_Problem statement:_ Count the lines of the records below that contain the string "share", treating case as significant, and give only the number.
* start Recorded information *
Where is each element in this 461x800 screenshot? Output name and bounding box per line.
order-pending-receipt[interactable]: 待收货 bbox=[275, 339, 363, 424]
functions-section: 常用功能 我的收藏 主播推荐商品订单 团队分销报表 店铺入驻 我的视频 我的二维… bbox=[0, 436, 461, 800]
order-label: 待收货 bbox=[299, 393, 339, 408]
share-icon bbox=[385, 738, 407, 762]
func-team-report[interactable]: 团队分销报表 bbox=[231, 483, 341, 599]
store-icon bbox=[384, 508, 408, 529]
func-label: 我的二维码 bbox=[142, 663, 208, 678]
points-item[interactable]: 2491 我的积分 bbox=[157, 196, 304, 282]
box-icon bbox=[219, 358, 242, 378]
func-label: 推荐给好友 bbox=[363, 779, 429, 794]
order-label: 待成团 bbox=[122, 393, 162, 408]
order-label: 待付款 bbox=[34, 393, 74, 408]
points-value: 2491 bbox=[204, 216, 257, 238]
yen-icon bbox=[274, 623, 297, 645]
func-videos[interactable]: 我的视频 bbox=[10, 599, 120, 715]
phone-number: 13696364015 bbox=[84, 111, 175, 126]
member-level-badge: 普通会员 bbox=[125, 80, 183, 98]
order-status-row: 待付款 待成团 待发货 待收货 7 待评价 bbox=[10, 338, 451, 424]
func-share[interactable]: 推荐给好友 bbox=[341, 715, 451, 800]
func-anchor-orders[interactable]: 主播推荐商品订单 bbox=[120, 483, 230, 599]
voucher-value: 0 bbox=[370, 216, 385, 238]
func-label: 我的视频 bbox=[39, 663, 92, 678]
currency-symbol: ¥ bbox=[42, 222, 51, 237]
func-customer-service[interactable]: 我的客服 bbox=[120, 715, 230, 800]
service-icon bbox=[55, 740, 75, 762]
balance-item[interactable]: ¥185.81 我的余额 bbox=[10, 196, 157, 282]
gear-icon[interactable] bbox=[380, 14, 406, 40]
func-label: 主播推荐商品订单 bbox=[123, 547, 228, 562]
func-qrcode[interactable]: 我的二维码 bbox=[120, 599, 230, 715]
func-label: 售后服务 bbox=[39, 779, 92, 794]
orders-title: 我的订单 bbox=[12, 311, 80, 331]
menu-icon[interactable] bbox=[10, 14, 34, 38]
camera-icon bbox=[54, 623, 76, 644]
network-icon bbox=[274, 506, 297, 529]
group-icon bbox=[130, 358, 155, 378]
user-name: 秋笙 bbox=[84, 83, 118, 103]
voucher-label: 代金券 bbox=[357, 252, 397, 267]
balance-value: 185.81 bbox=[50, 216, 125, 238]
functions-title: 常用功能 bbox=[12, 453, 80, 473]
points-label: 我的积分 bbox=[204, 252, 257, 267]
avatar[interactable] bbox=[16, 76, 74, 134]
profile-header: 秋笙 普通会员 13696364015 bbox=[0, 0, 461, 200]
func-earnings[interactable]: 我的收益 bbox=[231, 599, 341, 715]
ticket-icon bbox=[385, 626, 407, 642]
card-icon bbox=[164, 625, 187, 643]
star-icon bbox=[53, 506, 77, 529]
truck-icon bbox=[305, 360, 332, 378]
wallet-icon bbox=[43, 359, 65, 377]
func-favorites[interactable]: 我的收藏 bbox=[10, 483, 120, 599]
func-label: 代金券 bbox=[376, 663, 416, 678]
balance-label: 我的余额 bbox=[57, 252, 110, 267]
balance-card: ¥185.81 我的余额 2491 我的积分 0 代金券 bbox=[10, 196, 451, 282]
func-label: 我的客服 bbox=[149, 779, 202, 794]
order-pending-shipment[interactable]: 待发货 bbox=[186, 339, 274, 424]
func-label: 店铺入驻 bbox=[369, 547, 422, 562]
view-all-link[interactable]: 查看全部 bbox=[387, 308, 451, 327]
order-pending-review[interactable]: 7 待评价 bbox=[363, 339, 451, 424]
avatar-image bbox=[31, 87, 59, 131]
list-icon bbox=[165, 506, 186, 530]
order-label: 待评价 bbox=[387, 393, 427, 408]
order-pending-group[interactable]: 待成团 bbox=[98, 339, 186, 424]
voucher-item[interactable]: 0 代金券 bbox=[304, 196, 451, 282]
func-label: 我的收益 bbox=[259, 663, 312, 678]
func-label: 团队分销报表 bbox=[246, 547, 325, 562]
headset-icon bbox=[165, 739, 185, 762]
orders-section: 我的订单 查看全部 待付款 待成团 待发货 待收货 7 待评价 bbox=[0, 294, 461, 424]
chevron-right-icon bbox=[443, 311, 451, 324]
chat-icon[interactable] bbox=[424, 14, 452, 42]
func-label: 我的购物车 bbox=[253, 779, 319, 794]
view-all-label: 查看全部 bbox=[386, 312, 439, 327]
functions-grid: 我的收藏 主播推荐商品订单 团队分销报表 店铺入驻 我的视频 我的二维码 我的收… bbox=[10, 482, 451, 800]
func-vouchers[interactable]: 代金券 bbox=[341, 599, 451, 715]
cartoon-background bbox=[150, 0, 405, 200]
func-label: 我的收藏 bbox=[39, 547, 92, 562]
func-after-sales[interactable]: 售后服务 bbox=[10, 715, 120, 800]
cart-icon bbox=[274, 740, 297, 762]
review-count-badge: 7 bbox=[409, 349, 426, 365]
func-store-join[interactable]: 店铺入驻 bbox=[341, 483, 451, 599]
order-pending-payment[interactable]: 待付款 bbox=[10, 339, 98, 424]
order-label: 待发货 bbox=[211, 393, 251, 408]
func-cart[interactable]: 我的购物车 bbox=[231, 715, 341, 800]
* end Recorded information *
_Answer for the task:_ 2